Look through the data and write out every line with the word "United" in it.
>>>
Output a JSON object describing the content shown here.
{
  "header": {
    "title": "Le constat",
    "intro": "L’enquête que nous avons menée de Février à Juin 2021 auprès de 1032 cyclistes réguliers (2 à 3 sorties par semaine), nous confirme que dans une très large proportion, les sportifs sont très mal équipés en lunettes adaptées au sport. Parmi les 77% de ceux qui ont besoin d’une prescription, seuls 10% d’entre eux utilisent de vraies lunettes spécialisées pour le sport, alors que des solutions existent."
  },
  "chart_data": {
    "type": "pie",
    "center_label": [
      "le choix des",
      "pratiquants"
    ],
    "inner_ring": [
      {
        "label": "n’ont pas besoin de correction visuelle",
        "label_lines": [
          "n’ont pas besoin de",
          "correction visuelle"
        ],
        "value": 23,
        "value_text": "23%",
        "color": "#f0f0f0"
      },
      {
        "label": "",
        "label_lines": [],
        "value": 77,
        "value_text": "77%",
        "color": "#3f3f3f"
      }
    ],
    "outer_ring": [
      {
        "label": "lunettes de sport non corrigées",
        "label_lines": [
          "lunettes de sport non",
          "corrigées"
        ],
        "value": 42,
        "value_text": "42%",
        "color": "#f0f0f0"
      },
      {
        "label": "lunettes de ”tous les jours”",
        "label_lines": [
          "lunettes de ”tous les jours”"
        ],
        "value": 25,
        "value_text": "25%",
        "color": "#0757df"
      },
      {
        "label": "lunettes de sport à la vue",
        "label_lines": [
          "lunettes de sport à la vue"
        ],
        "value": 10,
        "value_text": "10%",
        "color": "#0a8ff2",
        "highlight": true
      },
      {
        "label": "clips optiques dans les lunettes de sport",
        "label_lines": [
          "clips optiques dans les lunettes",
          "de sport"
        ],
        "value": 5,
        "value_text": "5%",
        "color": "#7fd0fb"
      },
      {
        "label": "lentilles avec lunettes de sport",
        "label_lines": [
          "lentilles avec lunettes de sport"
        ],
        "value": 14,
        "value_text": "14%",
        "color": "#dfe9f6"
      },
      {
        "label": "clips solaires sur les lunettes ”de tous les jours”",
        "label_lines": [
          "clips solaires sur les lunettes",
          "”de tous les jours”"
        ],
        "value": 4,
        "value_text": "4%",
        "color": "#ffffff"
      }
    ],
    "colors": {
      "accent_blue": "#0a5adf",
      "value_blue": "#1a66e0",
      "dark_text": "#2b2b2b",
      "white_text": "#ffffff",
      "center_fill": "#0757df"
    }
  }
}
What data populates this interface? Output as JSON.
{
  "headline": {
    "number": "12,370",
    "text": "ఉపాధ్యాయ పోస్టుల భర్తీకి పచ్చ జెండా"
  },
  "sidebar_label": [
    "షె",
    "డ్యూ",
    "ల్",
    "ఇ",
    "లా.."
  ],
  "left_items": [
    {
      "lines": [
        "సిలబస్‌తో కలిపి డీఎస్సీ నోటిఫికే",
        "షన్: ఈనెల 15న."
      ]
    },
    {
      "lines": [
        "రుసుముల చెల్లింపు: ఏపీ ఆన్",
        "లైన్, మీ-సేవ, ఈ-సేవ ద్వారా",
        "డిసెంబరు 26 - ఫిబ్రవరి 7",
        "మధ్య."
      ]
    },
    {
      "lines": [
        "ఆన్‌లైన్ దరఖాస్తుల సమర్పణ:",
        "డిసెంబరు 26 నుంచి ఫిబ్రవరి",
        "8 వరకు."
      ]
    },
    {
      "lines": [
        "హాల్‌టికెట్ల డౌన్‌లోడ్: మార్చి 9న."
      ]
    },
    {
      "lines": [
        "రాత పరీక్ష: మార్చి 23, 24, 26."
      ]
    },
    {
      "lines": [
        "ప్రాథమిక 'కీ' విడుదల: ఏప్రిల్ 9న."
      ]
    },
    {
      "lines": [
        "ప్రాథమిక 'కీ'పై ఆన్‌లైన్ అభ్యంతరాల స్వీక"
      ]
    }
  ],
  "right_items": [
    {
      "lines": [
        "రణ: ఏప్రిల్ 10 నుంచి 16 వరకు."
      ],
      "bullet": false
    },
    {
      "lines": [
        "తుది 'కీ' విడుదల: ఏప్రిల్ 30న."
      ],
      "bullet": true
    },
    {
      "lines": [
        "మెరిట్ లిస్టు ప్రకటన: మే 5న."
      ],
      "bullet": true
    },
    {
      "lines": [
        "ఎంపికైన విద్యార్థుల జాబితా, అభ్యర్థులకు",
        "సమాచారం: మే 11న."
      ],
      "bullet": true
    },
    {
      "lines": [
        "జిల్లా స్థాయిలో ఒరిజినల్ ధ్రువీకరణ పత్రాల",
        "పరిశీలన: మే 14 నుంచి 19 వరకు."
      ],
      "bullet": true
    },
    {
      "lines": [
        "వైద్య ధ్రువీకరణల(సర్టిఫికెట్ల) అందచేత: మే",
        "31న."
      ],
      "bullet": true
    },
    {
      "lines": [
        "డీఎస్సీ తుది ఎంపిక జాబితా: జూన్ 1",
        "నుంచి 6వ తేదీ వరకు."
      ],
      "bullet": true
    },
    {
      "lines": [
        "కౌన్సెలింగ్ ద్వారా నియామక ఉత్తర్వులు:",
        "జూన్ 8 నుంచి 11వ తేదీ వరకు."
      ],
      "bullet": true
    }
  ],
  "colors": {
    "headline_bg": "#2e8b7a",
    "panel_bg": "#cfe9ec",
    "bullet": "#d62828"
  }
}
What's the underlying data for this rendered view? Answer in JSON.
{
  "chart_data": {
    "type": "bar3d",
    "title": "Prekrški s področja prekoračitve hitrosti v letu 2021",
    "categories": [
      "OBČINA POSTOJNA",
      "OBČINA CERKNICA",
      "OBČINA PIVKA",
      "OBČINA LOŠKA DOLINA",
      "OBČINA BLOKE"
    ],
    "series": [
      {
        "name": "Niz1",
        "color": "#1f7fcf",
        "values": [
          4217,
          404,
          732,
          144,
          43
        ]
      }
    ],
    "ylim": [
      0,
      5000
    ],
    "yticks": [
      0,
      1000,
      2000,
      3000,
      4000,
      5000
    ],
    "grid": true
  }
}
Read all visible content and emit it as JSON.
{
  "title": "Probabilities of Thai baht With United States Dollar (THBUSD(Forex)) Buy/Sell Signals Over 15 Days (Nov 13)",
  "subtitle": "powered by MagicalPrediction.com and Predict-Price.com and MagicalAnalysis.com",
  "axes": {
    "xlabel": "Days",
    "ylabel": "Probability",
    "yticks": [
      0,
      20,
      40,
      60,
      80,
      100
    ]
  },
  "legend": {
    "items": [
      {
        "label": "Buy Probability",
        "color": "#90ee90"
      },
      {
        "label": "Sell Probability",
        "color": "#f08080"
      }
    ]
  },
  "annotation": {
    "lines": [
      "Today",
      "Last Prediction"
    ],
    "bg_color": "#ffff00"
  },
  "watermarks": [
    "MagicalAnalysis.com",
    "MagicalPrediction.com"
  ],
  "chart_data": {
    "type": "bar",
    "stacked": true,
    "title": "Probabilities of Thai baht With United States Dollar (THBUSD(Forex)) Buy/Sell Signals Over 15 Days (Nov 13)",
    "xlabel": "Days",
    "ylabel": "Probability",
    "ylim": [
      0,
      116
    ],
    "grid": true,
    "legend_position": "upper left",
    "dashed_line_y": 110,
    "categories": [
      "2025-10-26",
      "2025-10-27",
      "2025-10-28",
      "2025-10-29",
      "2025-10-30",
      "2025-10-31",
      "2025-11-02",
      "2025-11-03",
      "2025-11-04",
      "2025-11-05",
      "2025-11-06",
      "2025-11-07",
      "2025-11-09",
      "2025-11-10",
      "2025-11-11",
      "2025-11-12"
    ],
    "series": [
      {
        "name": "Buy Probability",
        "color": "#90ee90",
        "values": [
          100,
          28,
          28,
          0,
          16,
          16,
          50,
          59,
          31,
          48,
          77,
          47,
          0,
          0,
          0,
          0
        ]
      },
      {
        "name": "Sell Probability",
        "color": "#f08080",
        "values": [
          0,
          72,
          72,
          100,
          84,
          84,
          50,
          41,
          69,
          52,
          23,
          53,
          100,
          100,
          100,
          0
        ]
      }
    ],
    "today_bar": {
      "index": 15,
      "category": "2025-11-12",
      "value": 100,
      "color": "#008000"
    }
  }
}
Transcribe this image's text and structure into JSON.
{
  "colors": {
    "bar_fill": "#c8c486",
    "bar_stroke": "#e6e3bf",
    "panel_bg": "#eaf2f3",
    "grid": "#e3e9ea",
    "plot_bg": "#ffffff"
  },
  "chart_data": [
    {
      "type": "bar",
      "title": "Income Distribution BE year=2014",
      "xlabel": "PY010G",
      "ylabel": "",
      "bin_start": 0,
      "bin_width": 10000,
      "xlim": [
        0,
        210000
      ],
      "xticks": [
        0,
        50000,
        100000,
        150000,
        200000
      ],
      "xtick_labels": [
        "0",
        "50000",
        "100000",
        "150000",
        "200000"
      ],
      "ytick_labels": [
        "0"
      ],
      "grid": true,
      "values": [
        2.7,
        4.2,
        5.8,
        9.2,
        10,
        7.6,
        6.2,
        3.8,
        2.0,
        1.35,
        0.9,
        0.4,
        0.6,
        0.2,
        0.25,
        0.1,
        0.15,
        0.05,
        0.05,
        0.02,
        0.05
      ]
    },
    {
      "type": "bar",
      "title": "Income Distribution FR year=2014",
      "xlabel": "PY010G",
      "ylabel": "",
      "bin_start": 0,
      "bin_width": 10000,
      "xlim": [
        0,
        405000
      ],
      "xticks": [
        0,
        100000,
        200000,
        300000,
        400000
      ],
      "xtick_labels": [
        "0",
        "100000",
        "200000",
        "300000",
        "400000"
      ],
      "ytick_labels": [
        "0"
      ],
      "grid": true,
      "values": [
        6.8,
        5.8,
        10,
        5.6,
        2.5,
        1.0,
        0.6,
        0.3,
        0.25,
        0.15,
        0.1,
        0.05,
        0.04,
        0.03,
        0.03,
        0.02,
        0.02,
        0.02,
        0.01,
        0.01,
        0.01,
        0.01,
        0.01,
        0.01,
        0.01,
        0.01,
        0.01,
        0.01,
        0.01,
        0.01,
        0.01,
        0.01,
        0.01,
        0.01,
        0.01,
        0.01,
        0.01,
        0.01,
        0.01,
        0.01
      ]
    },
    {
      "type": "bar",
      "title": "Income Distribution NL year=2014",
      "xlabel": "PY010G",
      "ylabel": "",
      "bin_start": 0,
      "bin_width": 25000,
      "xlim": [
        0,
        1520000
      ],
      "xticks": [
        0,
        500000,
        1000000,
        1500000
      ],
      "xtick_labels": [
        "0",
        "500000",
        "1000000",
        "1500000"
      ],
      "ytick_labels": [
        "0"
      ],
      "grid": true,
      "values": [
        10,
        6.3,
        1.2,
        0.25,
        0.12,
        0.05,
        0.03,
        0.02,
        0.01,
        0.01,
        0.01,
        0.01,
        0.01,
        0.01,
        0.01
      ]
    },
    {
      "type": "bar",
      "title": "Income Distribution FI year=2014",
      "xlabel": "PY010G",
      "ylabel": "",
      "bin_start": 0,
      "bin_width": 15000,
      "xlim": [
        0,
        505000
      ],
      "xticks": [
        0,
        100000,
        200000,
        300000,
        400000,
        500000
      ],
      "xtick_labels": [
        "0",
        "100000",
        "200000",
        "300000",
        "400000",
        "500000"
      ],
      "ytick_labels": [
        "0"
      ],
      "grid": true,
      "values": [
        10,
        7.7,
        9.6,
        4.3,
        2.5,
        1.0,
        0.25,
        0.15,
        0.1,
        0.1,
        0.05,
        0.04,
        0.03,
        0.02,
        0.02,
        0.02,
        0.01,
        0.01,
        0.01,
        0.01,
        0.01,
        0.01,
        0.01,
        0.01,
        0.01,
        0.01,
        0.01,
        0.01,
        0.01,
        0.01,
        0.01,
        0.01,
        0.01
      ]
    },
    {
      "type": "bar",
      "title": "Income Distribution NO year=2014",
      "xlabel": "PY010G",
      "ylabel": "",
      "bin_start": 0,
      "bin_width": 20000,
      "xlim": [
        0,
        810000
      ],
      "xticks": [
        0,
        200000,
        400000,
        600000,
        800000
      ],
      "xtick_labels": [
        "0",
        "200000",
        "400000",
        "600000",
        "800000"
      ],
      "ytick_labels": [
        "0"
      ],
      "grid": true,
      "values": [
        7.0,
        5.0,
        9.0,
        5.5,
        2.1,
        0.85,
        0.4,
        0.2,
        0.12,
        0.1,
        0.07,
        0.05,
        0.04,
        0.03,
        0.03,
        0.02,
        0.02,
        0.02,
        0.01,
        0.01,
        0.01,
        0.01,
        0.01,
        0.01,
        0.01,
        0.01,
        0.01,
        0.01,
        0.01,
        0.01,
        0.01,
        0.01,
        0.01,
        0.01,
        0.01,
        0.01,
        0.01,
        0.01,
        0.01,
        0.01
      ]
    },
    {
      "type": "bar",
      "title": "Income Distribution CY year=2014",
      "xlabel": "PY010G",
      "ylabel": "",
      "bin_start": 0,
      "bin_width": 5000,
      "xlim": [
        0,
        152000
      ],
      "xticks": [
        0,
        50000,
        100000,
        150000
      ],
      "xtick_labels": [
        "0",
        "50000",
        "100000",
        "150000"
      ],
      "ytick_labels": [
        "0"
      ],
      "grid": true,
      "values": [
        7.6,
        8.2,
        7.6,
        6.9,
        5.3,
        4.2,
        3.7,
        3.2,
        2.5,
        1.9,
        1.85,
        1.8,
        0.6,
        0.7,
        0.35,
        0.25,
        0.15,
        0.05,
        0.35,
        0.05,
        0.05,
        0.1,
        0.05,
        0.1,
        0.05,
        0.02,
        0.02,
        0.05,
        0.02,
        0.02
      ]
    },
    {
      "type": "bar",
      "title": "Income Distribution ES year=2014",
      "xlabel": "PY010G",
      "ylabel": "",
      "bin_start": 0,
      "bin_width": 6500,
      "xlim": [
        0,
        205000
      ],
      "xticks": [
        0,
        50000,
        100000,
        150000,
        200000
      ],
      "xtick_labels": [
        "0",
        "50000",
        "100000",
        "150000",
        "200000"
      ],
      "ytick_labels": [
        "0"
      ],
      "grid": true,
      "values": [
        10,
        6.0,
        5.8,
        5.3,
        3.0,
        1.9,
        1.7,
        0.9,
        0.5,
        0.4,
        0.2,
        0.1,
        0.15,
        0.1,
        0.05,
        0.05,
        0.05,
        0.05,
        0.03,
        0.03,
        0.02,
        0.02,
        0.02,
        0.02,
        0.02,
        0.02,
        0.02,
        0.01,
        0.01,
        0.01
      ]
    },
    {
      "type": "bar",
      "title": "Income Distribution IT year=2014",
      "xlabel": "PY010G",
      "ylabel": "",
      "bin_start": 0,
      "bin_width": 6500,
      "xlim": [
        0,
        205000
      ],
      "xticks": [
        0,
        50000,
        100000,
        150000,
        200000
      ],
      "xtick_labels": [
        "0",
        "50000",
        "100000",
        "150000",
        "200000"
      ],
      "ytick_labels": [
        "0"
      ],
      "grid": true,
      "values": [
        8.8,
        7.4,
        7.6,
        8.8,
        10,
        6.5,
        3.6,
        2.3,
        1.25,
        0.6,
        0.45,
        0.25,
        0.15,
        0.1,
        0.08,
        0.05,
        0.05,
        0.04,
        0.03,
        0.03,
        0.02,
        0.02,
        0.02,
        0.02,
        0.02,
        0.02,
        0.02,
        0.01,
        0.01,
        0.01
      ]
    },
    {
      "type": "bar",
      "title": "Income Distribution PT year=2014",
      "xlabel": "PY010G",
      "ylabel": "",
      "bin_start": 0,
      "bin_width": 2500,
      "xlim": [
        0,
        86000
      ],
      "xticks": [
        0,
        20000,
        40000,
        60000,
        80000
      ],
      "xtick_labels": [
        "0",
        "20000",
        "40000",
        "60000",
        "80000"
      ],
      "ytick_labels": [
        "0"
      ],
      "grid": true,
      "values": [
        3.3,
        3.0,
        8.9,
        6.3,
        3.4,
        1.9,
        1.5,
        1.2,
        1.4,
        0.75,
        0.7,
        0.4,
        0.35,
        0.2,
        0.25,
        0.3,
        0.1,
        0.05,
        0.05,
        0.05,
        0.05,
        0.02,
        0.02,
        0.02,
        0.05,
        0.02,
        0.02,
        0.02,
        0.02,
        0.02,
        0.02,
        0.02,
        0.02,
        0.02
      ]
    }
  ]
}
<<<
[TASK OUTPUT]
  "title": "Probabilities of Thai baht With United States Dollar (THBUSD(Forex)) Buy/Sell Signals Over 15 Days (Nov 13)",
    "title": "Probabilities of Thai baht With United States Dollar (THBUSD(Forex)) Buy/Sell Signals Over 15 Days (Nov 13)",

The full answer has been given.